WHAT YOU WILL DO >> State how many lines hold the word "ratio", with no other words.
══════
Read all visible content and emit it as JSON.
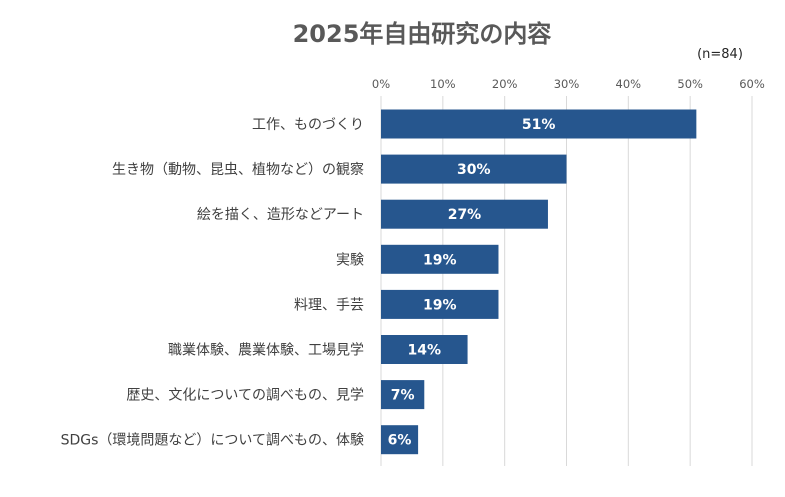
{
  "chart_data": {
    "type": "bar",
    "orientation": "horizontal",
    "title": "2025年自由研究の内容",
    "note": "(n=84)",
    "xlabel": "",
    "ylabel": "",
    "xlim": [
      0,
      60
    ],
    "x_ticks": [
      "0%",
      "10%",
      "20%",
      "30%",
      "40%",
      "50%",
      "60%"
    ],
    "x_tick_values": [
      0,
      10,
      20,
      30,
      40,
      50,
      60
    ],
    "grid": "vertical",
    "categories": [
      "工作、ものづくり",
      "生き物（動物、昆虫、植物など）の観察",
      "絵を描く、造形などアート",
      "実験",
      "料理、手芸",
      "職業体験、農業体験、工場見学",
      "歴史、文化についての調べもの、見学",
      "SDGs（環境問題など）について調べもの、体験"
    ],
    "values": [
      51,
      30,
      27,
      19,
      19,
      14,
      7,
      6
    ],
    "value_labels": [
      "51%",
      "30%",
      "27%",
      "19%",
      "19%",
      "14%",
      "7%",
      "6%"
    ],
    "colors": {
      "bar": "#26568e",
      "bar_label": "#ffffff",
      "title": "#595959",
      "category_text": "#404040",
      "tick_text": "#595959",
      "grid": "#d9d9d9"
    }
  }
}
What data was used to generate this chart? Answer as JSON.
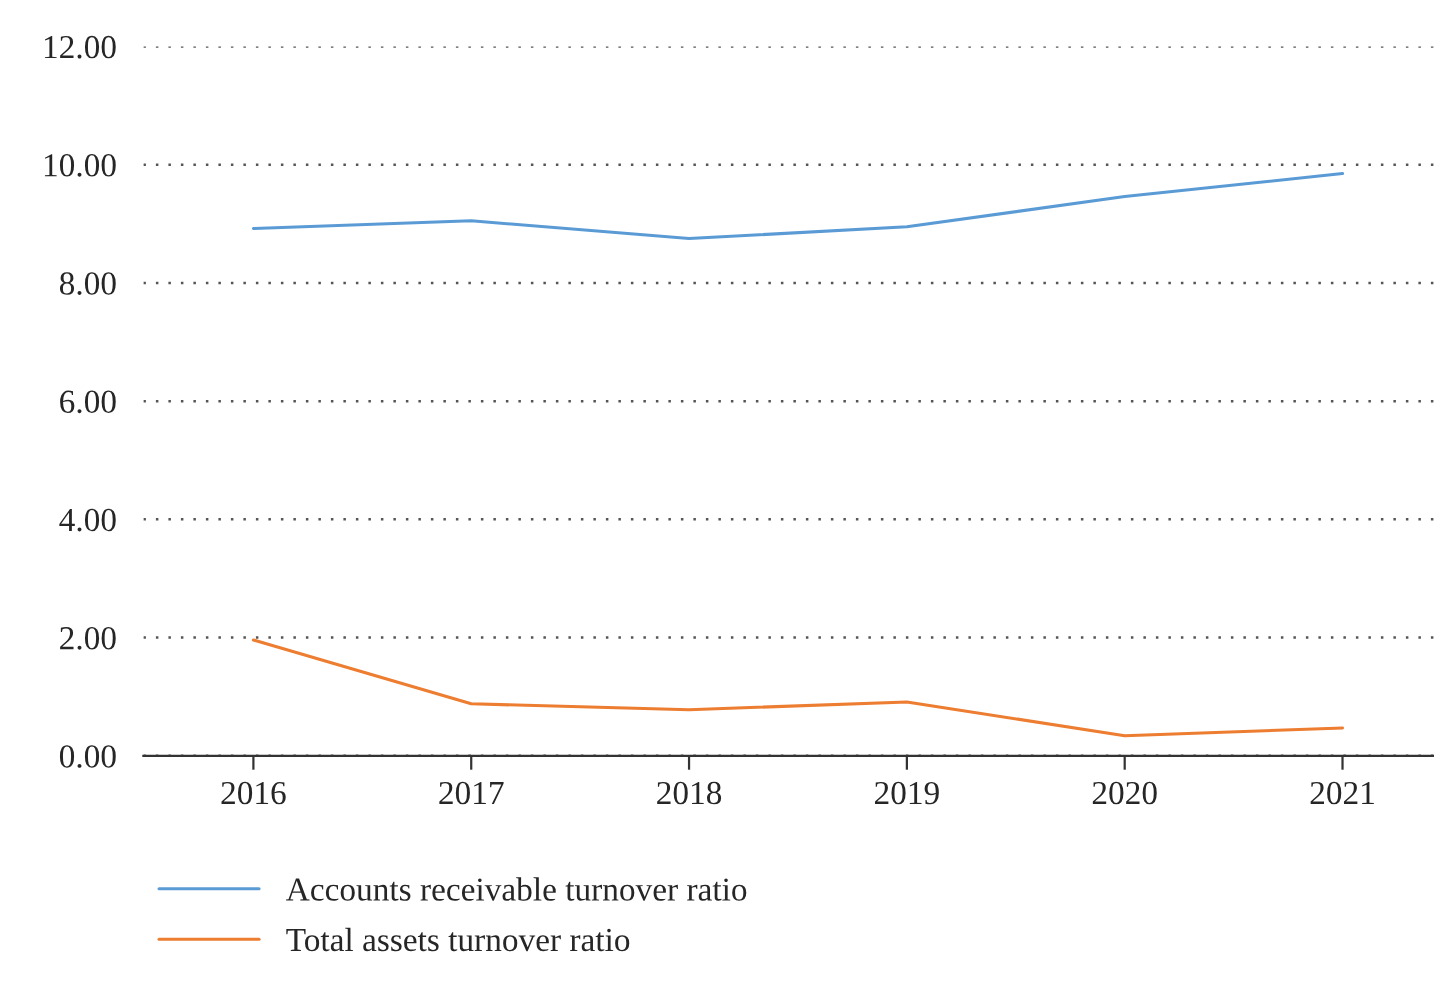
{
  "chart_data": {
    "type": "line",
    "categories": [
      "2016",
      "2017",
      "2018",
      "2019",
      "2020",
      "2021"
    ],
    "series": [
      {
        "name": "Accounts receivable turnover ratio",
        "color": "#5b9bd5",
        "values": [
          8.92,
          9.05,
          8.75,
          8.95,
          9.46,
          9.85
        ]
      },
      {
        "name": "Total assets turnover ratio",
        "color": "#ed7d31",
        "values": [
          1.96,
          0.88,
          0.78,
          0.91,
          0.34,
          0.47
        ]
      }
    ],
    "ylim": [
      0,
      12
    ],
    "yticks": [
      {
        "value": 0,
        "label": "0.00"
      },
      {
        "value": 2,
        "label": "2.00"
      },
      {
        "value": 4,
        "label": "4.00"
      },
      {
        "value": 6,
        "label": "6.00"
      },
      {
        "value": 8,
        "label": "8.00"
      },
      {
        "value": 10,
        "label": "10.00"
      },
      {
        "value": 12,
        "label": "12.00"
      }
    ],
    "grid": "y",
    "legend": "bottom",
    "marker": "none",
    "line_style": "solid"
  }
}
══════
EXERCISE SOLUTION >> 2